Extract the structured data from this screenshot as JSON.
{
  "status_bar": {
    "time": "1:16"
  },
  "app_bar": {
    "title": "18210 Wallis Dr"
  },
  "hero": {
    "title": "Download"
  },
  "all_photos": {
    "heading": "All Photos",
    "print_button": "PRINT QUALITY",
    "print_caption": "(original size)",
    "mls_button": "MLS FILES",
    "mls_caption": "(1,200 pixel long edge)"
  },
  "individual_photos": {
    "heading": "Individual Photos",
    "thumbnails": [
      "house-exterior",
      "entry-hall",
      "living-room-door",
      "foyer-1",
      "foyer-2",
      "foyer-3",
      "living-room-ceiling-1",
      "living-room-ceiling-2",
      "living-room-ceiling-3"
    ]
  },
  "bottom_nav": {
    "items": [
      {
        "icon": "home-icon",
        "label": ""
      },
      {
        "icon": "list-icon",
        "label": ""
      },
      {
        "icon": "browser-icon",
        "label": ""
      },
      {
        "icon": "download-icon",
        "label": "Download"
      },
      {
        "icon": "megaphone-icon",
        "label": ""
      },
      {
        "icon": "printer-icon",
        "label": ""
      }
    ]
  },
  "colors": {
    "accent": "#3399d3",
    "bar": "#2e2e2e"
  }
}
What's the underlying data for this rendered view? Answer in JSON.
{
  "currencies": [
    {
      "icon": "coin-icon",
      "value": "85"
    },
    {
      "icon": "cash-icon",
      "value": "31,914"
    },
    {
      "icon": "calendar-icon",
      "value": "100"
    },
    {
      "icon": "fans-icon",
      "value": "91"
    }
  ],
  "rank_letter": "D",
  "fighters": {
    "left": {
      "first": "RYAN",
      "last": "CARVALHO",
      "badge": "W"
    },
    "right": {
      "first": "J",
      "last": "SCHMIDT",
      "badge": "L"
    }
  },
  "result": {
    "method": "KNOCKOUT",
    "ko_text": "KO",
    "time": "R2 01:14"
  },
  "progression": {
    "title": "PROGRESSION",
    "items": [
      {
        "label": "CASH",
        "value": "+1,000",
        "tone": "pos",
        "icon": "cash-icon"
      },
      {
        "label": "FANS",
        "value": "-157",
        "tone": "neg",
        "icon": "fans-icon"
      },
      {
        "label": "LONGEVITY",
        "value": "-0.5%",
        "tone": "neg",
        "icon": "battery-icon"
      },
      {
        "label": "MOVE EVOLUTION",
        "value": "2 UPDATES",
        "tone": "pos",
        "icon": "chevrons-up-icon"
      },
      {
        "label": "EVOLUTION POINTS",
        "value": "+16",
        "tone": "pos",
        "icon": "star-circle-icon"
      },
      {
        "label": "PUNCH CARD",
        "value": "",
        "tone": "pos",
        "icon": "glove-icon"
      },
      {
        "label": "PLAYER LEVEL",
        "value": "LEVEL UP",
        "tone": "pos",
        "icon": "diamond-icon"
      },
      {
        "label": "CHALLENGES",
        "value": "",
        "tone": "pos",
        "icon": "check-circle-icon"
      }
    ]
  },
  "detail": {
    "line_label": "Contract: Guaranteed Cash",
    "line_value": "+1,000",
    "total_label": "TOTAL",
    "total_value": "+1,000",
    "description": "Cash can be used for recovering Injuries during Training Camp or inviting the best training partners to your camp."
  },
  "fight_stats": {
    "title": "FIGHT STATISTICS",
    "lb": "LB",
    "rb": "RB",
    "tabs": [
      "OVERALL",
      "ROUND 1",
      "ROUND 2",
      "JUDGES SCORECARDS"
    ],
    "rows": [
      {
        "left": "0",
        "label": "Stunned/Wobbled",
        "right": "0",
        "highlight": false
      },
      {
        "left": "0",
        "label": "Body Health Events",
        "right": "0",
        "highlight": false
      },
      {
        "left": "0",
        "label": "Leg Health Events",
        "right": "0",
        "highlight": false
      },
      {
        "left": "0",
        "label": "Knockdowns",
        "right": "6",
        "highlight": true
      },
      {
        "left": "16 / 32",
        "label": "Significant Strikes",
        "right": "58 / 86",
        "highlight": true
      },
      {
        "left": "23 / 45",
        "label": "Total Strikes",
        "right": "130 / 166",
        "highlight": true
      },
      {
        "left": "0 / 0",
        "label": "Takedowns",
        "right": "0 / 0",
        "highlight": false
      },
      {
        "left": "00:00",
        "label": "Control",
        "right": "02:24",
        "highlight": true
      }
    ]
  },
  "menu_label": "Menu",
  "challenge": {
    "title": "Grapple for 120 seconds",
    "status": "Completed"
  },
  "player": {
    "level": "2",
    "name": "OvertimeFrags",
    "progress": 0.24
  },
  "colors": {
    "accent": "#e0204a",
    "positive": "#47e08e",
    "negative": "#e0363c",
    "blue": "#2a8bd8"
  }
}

...

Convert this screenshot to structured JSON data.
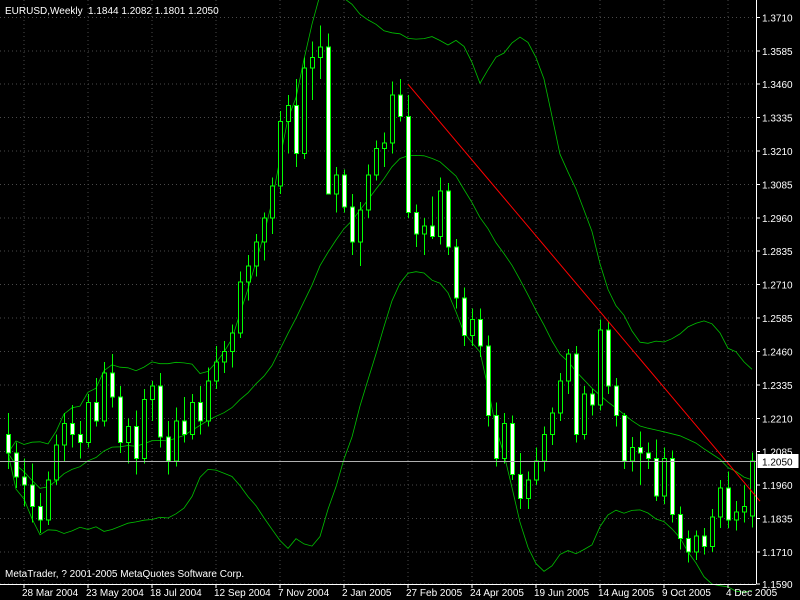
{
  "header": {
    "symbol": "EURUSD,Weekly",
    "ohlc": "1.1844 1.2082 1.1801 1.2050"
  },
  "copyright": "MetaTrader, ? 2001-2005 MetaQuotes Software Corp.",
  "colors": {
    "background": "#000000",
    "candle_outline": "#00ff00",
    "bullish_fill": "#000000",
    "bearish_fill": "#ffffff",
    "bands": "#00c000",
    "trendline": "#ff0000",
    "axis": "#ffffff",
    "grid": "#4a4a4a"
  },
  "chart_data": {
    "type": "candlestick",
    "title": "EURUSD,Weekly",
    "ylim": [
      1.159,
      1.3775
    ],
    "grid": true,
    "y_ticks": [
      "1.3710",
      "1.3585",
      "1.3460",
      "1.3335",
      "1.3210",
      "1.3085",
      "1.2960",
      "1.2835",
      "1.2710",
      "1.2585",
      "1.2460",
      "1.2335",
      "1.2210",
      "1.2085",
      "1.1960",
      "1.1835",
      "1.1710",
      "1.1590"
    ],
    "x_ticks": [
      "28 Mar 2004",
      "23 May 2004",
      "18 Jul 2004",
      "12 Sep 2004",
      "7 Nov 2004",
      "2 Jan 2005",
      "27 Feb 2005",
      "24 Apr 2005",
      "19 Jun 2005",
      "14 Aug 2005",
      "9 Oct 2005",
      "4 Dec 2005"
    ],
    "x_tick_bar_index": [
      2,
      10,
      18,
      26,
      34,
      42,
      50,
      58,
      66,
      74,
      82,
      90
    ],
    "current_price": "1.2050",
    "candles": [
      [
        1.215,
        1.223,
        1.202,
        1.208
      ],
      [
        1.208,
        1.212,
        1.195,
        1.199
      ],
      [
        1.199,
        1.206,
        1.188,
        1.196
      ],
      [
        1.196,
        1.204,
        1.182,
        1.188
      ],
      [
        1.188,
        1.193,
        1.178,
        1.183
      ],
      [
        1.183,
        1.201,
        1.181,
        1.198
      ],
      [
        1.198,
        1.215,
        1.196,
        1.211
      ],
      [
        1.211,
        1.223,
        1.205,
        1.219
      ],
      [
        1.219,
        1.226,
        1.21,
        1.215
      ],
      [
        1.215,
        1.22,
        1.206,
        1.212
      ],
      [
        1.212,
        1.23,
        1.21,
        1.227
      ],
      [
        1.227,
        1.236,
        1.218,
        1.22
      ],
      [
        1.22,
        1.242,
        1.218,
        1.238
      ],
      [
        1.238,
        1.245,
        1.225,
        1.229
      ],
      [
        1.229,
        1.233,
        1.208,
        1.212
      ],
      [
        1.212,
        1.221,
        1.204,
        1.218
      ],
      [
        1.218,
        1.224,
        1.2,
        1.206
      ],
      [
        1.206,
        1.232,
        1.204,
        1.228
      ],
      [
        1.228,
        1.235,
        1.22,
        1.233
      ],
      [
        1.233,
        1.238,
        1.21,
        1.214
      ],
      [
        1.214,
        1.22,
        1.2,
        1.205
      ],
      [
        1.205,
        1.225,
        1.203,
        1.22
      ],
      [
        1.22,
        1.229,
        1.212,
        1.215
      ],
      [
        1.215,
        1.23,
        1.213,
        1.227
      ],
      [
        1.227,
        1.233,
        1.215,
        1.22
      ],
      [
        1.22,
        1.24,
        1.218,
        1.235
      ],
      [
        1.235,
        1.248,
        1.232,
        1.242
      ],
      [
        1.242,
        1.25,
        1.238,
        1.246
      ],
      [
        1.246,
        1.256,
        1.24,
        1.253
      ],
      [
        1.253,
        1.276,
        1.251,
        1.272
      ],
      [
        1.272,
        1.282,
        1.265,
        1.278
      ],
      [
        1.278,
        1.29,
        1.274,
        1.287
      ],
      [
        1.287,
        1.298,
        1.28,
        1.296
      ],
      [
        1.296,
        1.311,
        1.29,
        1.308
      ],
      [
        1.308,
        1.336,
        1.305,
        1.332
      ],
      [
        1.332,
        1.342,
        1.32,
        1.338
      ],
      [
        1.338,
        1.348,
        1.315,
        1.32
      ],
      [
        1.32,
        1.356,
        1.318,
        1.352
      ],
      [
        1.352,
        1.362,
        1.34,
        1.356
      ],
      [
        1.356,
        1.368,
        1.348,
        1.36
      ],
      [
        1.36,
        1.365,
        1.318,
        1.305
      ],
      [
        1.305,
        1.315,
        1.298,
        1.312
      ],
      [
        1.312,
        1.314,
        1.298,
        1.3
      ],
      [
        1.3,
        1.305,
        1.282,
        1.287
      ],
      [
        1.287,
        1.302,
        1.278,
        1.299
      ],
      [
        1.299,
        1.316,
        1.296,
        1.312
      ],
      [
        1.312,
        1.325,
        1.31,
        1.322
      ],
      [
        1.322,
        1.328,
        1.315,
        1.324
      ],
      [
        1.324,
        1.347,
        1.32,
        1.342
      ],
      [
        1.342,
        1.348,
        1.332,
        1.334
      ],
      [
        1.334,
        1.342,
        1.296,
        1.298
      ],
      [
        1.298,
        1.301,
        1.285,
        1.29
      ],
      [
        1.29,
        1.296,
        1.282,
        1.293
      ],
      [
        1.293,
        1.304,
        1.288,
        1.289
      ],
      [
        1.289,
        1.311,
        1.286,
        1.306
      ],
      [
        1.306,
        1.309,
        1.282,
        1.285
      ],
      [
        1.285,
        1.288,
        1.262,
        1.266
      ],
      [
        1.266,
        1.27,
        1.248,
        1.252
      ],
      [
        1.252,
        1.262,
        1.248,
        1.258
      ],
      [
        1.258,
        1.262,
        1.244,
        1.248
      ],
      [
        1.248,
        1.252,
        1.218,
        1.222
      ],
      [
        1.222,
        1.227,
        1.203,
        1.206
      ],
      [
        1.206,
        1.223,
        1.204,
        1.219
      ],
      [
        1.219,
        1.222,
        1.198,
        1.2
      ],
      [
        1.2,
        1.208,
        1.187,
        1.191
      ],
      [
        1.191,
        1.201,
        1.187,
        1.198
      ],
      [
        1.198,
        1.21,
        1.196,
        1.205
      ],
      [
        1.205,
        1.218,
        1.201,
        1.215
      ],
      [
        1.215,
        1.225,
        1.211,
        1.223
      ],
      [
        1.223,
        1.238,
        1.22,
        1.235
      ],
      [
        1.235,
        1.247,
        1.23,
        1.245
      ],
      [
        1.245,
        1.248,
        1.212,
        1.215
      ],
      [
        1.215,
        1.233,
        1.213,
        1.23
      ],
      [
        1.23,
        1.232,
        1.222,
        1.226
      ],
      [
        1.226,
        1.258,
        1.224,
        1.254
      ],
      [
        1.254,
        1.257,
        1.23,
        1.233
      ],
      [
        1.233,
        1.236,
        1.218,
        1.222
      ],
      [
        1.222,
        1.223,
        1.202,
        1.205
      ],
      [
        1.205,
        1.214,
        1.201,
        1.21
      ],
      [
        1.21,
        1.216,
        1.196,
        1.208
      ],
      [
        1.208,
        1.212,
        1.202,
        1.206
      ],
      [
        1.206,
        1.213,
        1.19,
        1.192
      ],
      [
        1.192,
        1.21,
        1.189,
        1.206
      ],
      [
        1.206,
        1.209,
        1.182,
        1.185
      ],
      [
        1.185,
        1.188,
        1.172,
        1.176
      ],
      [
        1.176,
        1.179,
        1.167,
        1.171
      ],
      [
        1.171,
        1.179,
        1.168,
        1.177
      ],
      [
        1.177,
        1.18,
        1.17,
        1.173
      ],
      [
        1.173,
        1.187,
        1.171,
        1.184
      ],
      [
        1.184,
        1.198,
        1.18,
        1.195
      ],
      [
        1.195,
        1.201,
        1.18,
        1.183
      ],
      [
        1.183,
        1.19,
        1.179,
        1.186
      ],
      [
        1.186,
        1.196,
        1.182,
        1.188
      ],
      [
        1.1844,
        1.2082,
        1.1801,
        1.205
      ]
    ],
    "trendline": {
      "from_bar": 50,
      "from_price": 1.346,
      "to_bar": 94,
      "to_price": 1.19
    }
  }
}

...

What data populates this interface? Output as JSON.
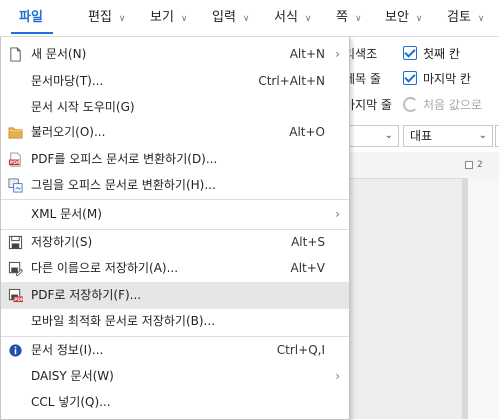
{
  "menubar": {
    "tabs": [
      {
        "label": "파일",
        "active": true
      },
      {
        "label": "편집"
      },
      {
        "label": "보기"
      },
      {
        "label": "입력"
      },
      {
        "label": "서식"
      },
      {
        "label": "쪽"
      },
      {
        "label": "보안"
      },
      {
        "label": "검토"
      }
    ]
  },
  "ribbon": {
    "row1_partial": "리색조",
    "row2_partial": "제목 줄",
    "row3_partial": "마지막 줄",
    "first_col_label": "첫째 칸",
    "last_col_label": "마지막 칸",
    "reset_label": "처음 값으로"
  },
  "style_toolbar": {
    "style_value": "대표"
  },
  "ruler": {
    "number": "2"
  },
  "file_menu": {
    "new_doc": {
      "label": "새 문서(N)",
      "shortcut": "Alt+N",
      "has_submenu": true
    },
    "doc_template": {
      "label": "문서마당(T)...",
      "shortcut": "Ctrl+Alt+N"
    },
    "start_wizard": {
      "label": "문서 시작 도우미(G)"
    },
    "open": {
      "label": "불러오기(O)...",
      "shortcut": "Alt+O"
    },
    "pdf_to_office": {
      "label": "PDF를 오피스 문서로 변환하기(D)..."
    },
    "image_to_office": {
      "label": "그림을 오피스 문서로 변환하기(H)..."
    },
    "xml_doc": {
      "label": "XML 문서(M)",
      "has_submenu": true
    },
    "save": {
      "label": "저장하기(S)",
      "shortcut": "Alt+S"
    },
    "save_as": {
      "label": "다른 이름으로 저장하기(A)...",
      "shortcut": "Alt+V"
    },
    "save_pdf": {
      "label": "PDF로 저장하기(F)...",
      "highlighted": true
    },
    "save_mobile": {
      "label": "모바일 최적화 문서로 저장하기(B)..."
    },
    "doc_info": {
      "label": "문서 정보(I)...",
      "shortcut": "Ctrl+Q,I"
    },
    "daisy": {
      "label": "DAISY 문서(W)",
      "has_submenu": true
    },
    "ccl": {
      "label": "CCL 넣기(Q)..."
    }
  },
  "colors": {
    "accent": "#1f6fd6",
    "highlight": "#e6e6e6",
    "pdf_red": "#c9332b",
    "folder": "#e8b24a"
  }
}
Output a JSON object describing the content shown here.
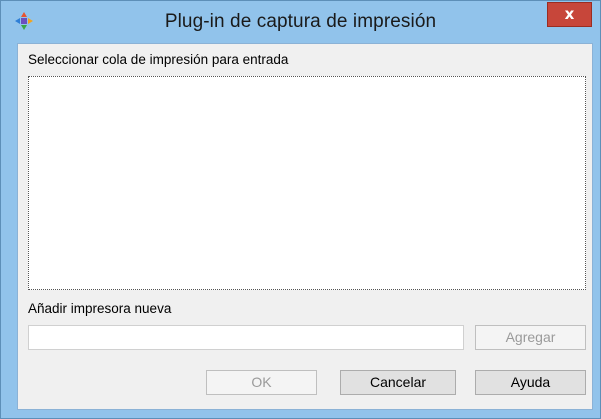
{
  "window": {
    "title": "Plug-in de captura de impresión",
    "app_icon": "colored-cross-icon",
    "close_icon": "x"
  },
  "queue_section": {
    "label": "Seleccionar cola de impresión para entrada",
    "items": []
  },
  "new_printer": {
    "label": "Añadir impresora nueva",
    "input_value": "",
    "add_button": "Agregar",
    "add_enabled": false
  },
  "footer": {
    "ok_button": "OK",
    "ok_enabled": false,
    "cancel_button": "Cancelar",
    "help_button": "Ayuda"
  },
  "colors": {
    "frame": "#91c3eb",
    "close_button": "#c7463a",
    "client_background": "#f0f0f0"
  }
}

» Short exercise: Copy out all lines that carry the word "heading".

» Written response:
    "heading": "All Photos",
    "heading": "Individual Photos",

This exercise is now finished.